** Begin Material to process **

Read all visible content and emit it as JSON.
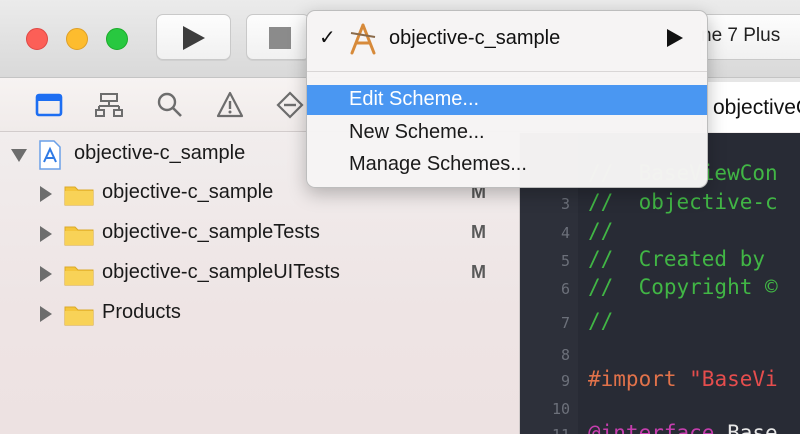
{
  "toolbar": {
    "scheme_target_partial": "ne 7 Plus"
  },
  "navigator_icons": [
    "folder-icon",
    "hierarchy-icon",
    "search-icon",
    "warning-icon",
    "test-diamond-icon"
  ],
  "tree": {
    "project": {
      "label": "objective-c_sample",
      "icon": "xcode-project-icon"
    },
    "items": [
      {
        "label": "objective-c_sample",
        "badge": "M"
      },
      {
        "label": "objective-c_sampleTests",
        "badge": "M"
      },
      {
        "label": "objective-c_sampleUITests",
        "badge": "M"
      },
      {
        "label": "Products",
        "badge": ""
      }
    ]
  },
  "editor": {
    "tab_label": "objectiveC",
    "lines": [
      {
        "num": "",
        "text": "//  BaseViewCon"
      },
      {
        "num": "3",
        "text": "//  objective-c"
      },
      {
        "num": "4",
        "text": "//"
      },
      {
        "num": "5",
        "text": "//  Created by"
      },
      {
        "num": "6",
        "text": "//  Copyright ©"
      },
      {
        "num": "7",
        "text": "//"
      },
      {
        "num": "8",
        "text": ""
      },
      {
        "num": "9",
        "directive": "#import",
        "string": " \"BaseVi"
      },
      {
        "num": "10",
        "text": ""
      },
      {
        "num": "11",
        "keyword": "@interface",
        "plain": " Base"
      }
    ]
  },
  "scheme_menu": {
    "checked_scheme": "objective-c_sample",
    "items": [
      "Edit Scheme...",
      "New Scheme...",
      "Manage Schemes..."
    ],
    "highlighted_index": 0,
    "highlight_color": "#4a97f2"
  },
  "colors": {
    "close": "#fc5f57",
    "minimize": "#fdbc2e",
    "maximize": "#28c840",
    "comment": "#41b645",
    "directive": "#e1724a",
    "keyword": "#c53eae",
    "string": "#e64d4d"
  }
}
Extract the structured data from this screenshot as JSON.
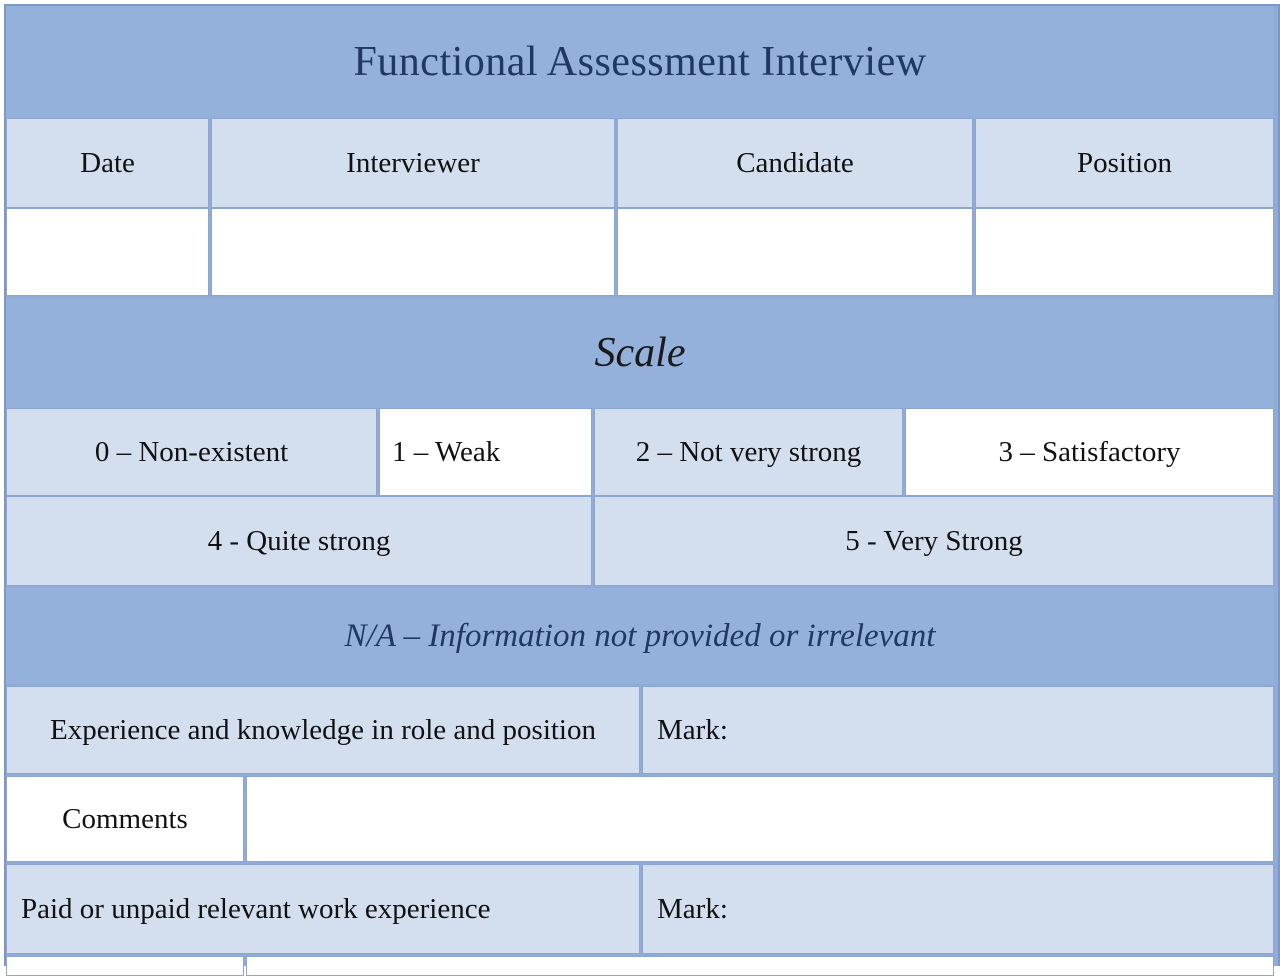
{
  "form": {
    "title": "Functional Assessment Interview",
    "header_fields": [
      {
        "label": "Date",
        "value": ""
      },
      {
        "label": "Interviewer",
        "value": ""
      },
      {
        "label": "Candidate",
        "value": ""
      },
      {
        "label": "Position",
        "value": ""
      }
    ],
    "scale": {
      "heading": "Scale",
      "levels": [
        "0 – Non-existent",
        "1 – Weak",
        "2 – Not very strong",
        "3 – Satisfactory",
        "4 - Quite strong",
        "5 - Very Strong"
      ],
      "na_note": "N/A – Information not provided or irrelevant"
    },
    "criteria": [
      {
        "label": "Experience and knowledge in role and position",
        "mark_label": "Mark:",
        "mark_value": "",
        "comments_label": "Comments",
        "comments_value": ""
      },
      {
        "label": "Paid or unpaid relevant work experience",
        "mark_label": "Mark:",
        "mark_value": ""
      }
    ]
  },
  "colors": {
    "band": "#93b1da",
    "light_cell": "#d3deee",
    "border": "#8ca6d2",
    "title_text": "#1f3864"
  }
}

** End Material to process **

## What you need to do:
Pictures excluded, copy exactly the lines running from the one with "Extract the structured" through the last line of the material.

## Written response:
Extract the structured data from this screenshot as JSON.
{
  "form": {
    "title": "Functional Assessment Interview",
    "header_fields": [
      {
        "label": "Date",
        "value": ""
      },
      {
        "label": "Interviewer",
        "value": ""
      },
      {
        "label": "Candidate",
        "value": ""
      },
      {
        "label": "Position",
        "value": ""
      }
    ],
    "scale": {
      "heading": "Scale",
      "levels": [
        "0 – Non-existent",
        "1 – Weak",
        "2 – Not very strong",
        "3 – Satisfactory",
        "4 - Quite strong",
        "5 - Very Strong"
      ],
      "na_note": "N/A – Information not provided or irrelevant"
    },
    "criteria": [
      {
        "label": "Experience and knowledge in role and position",
        "mark_label": "Mark:",
        "mark_value": "",
        "comments_label": "Comments",
        "comments_value": ""
      },
      {
        "label": "Paid or unpaid relevant work experience",
        "mark_label": "Mark:",
        "mark_value": ""
      }
    ]
  },
  "colors": {
    "band": "#93b1da",
    "light_cell": "#d3deee",
    "border": "#8ca6d2",
    "title_text": "#1f3864"
  }
}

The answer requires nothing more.